Exercise: Can all of these lines be returned exactly?

Data provided:
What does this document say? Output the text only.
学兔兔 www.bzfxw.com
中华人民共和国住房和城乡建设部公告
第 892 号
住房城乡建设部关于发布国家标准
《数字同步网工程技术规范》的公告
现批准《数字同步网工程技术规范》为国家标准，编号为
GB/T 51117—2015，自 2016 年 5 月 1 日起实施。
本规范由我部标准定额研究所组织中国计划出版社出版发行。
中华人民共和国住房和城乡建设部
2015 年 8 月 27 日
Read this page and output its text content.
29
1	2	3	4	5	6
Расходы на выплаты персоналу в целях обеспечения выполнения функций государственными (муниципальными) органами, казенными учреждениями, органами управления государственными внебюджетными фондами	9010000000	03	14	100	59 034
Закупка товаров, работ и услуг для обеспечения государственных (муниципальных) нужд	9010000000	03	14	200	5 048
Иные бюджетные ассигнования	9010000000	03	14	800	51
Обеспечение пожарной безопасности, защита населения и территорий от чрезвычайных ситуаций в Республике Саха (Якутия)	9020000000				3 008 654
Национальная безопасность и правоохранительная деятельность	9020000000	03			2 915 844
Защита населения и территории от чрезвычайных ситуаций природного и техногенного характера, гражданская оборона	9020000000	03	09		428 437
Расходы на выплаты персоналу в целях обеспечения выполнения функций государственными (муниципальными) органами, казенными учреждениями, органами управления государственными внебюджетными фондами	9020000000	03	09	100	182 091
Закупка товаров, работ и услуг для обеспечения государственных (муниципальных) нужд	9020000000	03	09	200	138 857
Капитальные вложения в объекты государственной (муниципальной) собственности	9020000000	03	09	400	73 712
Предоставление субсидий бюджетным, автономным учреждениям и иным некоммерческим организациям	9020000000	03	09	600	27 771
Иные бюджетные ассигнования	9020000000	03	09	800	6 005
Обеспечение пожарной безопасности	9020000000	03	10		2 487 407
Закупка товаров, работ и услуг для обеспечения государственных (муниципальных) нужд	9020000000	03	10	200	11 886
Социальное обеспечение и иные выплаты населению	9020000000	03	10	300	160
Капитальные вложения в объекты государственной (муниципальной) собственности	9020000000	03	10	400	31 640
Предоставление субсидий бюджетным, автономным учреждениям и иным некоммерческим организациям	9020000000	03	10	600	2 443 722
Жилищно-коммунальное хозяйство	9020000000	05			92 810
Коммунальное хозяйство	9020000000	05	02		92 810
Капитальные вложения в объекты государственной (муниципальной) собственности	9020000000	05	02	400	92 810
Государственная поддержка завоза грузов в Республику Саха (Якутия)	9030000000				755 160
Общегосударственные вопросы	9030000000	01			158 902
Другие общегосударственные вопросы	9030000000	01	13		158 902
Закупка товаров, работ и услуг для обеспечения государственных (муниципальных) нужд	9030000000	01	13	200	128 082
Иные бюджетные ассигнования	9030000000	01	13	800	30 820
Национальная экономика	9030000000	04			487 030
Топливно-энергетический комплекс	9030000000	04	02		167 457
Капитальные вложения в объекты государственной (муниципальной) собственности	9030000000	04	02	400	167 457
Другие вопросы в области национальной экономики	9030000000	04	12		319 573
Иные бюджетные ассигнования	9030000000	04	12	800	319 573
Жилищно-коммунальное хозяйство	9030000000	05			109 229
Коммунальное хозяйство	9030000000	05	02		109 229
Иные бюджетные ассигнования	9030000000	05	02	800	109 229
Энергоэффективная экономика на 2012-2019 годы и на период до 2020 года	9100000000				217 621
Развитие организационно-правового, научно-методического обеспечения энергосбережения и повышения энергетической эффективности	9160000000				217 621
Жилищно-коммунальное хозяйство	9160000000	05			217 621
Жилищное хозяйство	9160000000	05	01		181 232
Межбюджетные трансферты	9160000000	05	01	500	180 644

Answer to this problem:
What does this document say? Output the text only.
学兔兔 www.bzfxw.com
中华人民共和国住房和城乡建设部公告
第 892 号
住房城乡建设部关于发布国家标准
《数字同步网工程技术规范》的公告
现批准《数字同步网工程技术规范》为国家标准，编号为
GB/T 51117—2015，自 2016 年 5 月 1 日起实施。
本规范由我部标准定额研究所组织中国计划出版社出版发行。
中华人民共和国住房和城乡建设部
2015 年 8 月 27 日
Read this page and output its text content.
29
1	2	3	4	5	6
Расходы на выплаты персоналу в целях обеспечения выполнения функций государственными (муниципальными) органами, казенными учреждениями, органами управления государственными внебюджетными фондами	9010000000	03	14	100	59 034
Закупка товаров, работ и услуг для обеспечения государственных (муниципальных) нужд	9010000000	03	14	200	5 048
Иные бюджетные ассигнования	9010000000	03	14	800	51
Обеспечение пожарной безопасности, защита населения и территорий от чрезвычайных ситуаций в Республике Саха (Якутия)	9020000000				3 008 654
Национальная безопасность и правоохранительная деятельность	9020000000	03			2 915 844
Защита населения и территории от чрезвычайных ситуаций природного и техногенного характера, гражданская оборона	9020000000	03	09		428 437
Расходы на выплаты персоналу в целях обеспечения выполнения функций государственными (муниципальными) органами, казенными учреждениями, органами управления государственными внебюджетными фондами	9020000000	03	09	100	182 091
Закупка товаров, работ и услуг для обеспечения государственных (муниципальных) нужд	9020000000	03	09	200	138 857
Капитальные вложения в объекты государственной (муниципальной) собственности	9020000000	03	09	400	73 712
Предоставление субсидий бюджетным, автономным учреждениям и иным некоммерческим организациям	9020000000	03	09	600	27 771
Иные бюджетные ассигнования	9020000000	03	09	800	6 005
Обеспечение пожарной безопасности	9020000000	03	10		2 487 407
Закупка товаров, работ и услуг для обеспечения государственных (муниципальных) нужд	9020000000	03	10	200	11 886
Социальное обеспечение и иные выплаты населению	9020000000	03	10	300	160
Капитальные вложения в объекты государственной (муниципальной) собственности	9020000000	03	10	400	31 640
Предоставление субсидий бюджетным, автономным учреждениям и иным некоммерческим организациям	9020000000	03	10	600	2 443 722
Жилищно-коммунальное хозяйство	9020000000	05			92 810
Коммунальное хозяйство	9020000000	05	02		92 810
Капитальные вложения в объекты государственной (муниципальной) собственности	9020000000	05	02	400	92 810
Государственная поддержка завоза грузов в Республику Саха (Якутия)	9030000000				755 160
Общегосударственные вопросы	9030000000	01			158 902
Другие общегосударственные вопросы	9030000000	01	13		158 902
Закупка товаров, работ и услуг для обеспечения государственных (муниципальных) нужд	9030000000	01	13	200	128 082
Иные бюджетные ассигнования	9030000000	01	13	800	30 820
Национальная экономика	9030000000	04			487 030
Топливно-энергетический комплекс	9030000000	04	02		167 457
Капитальные вложения в объекты государственной (муниципальной) собственности	9030000000	04	02	400	167 457
Другие вопросы в области национальной экономики	9030000000	04	12		319 573
Иные бюджетные ассигнования	9030000000	04	12	800	319 573
Жилищно-коммунальное хозяйство	9030000000	05			109 229
Коммунальное хозяйство	9030000000	05	02		109 229
Иные бюджетные ассигнования	9030000000	05	02	800	109 229
Энергоэффективная экономика на 2012-2019 годы и на период до 2020 года	9100000000				217 621
Развитие организационно-правового, научно-методического обеспечения энергосбережения и повышения энергетической эффективности	9160000000				217 621
Жилищно-коммунальное хозяйство	9160000000	05			217 621
Жилищное хозяйство	9160000000	05	01		181 232
Межбюджетные трансферты	9160000000	05	01	500	180 644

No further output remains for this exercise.